--- SHORT EXERCISE ---
Using the data below, copy each line that includes the word "subtitle".

--- MATERIAL PROVIDED ---
** START **
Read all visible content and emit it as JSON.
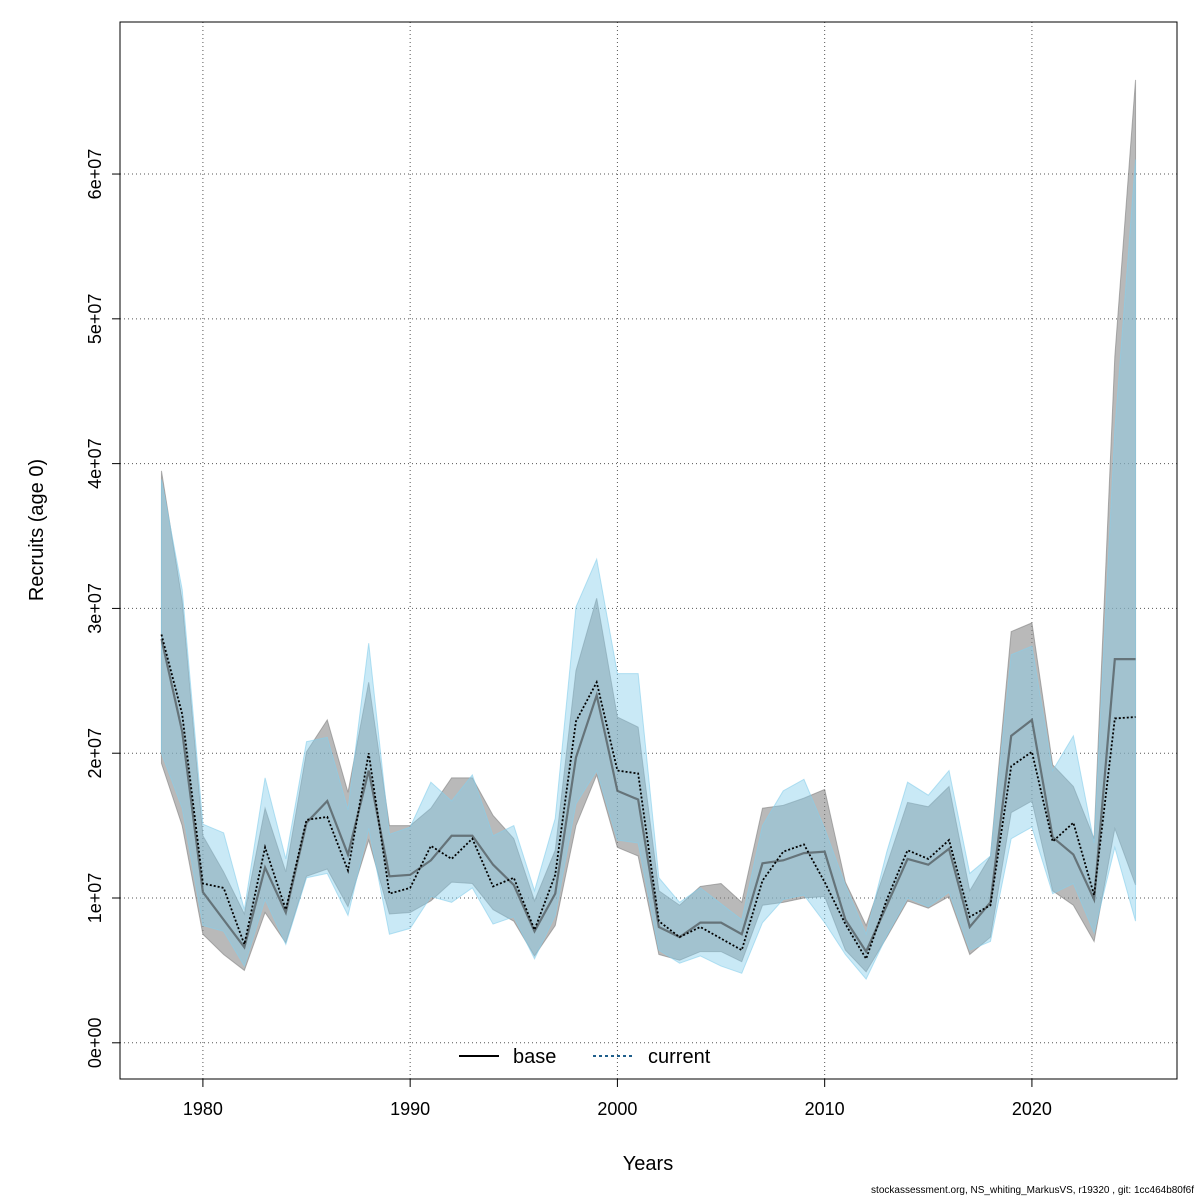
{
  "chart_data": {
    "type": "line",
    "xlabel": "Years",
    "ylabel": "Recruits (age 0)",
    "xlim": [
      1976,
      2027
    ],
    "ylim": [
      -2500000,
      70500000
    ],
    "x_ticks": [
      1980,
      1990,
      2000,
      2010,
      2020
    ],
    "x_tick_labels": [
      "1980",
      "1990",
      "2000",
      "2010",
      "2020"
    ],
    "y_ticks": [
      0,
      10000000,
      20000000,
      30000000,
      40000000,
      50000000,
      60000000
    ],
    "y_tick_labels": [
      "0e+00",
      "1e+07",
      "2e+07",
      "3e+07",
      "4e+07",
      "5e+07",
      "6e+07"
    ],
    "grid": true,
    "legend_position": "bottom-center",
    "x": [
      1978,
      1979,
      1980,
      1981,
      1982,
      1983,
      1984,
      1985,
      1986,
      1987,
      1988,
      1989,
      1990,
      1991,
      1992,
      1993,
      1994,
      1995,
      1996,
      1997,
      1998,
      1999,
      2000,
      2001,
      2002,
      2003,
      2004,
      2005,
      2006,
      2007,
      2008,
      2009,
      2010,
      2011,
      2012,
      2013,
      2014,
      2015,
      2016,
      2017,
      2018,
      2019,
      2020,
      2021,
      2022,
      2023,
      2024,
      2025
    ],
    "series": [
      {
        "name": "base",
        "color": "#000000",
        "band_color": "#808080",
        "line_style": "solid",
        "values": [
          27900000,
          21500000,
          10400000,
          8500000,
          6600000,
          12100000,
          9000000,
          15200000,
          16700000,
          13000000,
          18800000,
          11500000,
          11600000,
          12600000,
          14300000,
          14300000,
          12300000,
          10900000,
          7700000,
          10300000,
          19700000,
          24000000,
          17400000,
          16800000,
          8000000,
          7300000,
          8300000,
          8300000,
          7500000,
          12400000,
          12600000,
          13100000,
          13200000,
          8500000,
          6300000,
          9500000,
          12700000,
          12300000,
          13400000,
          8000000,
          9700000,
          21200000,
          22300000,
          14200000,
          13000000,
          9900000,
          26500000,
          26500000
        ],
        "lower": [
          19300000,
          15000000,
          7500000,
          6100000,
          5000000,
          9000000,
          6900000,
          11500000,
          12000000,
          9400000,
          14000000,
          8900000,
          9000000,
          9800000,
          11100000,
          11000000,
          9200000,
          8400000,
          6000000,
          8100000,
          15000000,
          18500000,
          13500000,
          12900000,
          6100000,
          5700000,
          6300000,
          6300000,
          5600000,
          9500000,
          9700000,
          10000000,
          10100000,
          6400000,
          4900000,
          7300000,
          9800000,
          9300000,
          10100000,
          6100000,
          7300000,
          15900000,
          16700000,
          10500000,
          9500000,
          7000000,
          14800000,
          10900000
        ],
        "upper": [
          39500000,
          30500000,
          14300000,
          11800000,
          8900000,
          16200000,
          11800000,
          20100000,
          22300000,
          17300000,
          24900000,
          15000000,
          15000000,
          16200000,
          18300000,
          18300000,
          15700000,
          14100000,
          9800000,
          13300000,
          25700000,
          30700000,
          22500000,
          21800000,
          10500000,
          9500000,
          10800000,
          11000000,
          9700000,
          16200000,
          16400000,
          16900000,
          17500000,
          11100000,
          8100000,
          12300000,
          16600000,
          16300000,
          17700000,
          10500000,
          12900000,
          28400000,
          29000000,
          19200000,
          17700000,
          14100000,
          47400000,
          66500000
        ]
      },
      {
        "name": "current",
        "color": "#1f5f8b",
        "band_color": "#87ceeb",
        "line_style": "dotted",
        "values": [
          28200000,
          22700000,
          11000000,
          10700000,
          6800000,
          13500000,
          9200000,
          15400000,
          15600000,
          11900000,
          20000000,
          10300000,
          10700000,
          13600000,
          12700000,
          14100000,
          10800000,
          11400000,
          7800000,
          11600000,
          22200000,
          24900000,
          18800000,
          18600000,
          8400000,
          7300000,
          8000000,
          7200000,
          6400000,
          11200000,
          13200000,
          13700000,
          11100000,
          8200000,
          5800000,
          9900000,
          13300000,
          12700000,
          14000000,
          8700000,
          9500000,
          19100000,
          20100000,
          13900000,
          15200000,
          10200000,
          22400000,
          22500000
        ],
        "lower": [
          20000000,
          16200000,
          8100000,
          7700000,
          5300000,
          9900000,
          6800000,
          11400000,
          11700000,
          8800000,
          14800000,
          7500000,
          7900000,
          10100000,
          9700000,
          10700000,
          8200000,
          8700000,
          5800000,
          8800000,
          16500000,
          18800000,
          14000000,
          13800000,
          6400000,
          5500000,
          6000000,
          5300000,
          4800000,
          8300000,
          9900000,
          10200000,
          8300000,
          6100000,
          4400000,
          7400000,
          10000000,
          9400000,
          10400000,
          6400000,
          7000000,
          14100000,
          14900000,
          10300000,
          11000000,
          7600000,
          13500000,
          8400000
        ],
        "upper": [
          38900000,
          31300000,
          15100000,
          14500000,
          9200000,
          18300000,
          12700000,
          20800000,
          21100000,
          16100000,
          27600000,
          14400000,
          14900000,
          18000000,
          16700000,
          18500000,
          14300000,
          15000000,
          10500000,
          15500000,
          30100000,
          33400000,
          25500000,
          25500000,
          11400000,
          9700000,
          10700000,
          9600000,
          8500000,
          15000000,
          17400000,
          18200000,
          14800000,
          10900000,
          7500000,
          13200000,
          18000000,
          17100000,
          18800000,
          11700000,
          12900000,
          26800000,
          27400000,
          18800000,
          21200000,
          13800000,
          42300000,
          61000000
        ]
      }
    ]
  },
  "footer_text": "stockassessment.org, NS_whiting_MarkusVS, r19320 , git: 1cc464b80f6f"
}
** END **
** START **
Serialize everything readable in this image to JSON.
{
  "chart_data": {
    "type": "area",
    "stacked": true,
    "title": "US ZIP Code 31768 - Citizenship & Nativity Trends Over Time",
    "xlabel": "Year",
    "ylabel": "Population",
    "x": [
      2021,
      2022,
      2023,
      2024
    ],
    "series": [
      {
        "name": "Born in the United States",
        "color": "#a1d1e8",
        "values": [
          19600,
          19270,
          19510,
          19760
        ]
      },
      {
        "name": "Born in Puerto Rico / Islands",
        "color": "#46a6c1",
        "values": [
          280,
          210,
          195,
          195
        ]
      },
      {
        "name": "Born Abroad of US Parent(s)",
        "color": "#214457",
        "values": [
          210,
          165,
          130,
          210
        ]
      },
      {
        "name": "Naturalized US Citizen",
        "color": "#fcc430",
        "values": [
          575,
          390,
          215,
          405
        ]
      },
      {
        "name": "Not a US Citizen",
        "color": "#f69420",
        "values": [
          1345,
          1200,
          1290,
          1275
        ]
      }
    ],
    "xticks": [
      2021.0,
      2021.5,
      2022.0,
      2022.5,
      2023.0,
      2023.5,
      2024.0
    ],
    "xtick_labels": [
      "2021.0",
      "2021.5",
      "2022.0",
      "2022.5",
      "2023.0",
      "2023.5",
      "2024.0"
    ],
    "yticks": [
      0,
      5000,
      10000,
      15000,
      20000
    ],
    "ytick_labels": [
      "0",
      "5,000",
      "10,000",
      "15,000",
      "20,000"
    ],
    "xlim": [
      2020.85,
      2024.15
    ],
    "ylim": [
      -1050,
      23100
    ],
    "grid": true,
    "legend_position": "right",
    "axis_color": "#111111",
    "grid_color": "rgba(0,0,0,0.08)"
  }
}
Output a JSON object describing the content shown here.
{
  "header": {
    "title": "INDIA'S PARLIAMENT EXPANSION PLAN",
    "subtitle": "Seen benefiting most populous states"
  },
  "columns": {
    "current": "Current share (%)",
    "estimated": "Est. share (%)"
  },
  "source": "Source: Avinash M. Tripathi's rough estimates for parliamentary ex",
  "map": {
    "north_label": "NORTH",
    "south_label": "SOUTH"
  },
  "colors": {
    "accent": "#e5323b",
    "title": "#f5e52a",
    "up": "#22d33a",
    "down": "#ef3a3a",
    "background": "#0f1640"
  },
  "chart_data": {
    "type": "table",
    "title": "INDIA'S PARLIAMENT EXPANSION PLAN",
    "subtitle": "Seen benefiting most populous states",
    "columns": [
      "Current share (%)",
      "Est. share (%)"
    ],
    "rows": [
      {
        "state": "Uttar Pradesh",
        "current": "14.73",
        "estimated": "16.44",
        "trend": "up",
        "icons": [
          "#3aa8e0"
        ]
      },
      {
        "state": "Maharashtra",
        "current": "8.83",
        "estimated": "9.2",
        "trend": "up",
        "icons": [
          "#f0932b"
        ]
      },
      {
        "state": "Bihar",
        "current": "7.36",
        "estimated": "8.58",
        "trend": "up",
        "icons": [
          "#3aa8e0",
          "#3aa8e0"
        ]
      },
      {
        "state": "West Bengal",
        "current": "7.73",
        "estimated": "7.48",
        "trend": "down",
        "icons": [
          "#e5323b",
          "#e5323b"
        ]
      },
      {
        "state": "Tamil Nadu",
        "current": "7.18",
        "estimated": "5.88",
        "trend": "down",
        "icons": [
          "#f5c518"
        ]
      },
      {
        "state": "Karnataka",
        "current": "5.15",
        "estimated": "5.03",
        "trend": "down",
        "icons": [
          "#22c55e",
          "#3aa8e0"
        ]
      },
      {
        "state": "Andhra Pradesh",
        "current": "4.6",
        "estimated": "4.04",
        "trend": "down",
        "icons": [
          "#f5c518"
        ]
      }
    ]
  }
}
** END **
** START **
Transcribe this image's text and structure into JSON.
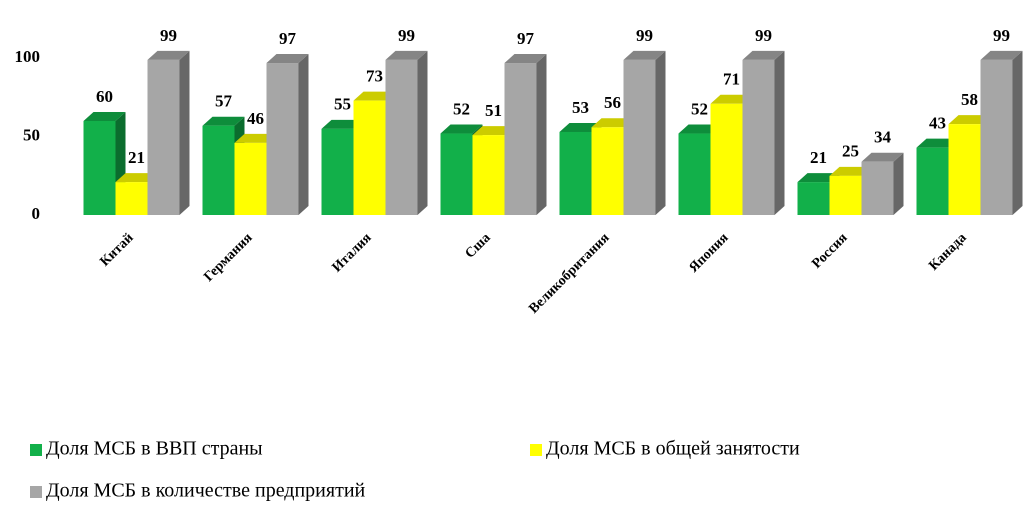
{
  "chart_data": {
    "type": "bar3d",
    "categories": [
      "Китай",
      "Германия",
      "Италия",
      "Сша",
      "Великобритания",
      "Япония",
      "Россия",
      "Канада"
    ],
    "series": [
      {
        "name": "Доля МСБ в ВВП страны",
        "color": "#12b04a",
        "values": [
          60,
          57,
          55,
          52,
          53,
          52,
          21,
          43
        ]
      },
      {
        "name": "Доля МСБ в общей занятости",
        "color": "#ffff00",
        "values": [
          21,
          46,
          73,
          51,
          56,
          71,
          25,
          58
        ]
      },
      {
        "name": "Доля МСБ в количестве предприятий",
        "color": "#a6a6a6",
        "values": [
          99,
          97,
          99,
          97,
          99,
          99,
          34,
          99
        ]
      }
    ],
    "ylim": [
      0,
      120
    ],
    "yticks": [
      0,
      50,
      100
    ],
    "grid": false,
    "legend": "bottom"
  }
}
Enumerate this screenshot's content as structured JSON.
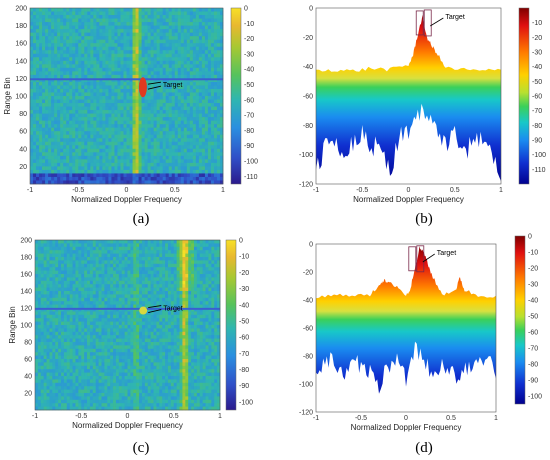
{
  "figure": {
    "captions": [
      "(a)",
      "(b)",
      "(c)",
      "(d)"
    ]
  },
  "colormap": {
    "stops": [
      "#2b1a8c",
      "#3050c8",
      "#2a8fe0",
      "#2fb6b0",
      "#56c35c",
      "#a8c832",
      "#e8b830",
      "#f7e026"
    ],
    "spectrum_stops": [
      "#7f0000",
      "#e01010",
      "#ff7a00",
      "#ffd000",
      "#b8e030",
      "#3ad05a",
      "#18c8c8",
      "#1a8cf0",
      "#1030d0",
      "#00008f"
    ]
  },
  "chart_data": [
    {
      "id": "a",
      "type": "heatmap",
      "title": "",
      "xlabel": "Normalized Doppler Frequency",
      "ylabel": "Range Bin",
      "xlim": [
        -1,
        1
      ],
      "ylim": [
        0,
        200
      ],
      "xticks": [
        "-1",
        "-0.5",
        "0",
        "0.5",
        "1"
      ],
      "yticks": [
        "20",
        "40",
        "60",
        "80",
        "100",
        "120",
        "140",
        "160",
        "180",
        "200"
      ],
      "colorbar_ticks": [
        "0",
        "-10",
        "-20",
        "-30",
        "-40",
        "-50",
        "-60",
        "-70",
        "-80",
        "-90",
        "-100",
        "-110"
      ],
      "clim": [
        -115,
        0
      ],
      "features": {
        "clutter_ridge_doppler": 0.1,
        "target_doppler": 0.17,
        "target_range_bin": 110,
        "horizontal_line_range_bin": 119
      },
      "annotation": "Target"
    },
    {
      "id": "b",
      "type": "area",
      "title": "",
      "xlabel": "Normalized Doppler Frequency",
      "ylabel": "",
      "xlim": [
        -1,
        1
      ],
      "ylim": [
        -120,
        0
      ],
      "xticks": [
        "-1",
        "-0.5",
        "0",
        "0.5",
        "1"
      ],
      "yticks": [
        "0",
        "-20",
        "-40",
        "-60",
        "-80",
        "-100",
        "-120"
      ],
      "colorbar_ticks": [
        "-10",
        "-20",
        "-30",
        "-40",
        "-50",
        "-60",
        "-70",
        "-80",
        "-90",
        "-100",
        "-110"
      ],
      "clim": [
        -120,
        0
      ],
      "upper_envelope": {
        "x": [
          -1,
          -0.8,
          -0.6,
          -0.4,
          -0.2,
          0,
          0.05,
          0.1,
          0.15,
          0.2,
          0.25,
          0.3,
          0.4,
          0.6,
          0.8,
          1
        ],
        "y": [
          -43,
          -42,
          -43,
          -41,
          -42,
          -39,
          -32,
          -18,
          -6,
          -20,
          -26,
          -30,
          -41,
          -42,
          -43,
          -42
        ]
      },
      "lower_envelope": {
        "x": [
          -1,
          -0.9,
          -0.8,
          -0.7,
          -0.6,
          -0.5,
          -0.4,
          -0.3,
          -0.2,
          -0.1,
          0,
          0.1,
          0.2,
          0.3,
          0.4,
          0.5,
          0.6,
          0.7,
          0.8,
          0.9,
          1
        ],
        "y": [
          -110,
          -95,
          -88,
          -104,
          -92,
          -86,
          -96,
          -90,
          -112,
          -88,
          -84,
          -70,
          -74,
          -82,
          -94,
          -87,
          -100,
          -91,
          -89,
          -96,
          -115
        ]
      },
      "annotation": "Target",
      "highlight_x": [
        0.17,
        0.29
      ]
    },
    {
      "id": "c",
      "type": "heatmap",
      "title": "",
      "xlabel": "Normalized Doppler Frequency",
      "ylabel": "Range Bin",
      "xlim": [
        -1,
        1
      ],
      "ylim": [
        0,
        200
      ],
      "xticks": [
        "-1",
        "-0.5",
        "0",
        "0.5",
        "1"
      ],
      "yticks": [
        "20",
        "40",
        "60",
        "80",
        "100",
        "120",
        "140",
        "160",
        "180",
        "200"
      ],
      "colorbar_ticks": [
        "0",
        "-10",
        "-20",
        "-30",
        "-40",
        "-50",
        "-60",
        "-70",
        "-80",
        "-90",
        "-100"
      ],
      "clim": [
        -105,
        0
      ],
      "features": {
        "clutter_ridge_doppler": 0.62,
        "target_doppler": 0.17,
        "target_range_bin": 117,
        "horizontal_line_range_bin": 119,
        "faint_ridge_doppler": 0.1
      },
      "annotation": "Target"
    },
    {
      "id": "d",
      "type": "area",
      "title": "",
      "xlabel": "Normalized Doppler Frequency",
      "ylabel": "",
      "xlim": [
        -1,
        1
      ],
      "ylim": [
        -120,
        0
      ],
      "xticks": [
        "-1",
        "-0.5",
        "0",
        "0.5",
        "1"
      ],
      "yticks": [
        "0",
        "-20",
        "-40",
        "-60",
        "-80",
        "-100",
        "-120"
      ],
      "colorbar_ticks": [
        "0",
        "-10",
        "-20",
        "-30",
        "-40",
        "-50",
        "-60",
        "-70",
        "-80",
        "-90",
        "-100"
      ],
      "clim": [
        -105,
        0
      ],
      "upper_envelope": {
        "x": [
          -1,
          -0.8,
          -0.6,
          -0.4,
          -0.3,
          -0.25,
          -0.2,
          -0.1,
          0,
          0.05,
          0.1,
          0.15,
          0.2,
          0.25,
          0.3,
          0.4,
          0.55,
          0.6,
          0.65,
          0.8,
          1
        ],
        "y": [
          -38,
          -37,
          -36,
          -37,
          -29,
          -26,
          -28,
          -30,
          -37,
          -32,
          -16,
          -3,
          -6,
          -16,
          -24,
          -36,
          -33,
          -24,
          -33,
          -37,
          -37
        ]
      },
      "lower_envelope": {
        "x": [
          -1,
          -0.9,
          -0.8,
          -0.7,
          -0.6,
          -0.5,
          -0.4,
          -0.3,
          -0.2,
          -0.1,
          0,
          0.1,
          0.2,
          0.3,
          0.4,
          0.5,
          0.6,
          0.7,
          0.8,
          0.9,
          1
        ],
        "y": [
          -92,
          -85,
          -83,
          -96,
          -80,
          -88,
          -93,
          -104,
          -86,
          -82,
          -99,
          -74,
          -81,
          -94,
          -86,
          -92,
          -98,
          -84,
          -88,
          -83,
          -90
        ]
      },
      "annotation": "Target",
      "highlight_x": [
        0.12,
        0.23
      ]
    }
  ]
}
** END **
--- CORRECT OUTPUT ---
    "subtitle": "Seen benefiting most populous states"
    "subtitle": "Seen benefiting most populous states",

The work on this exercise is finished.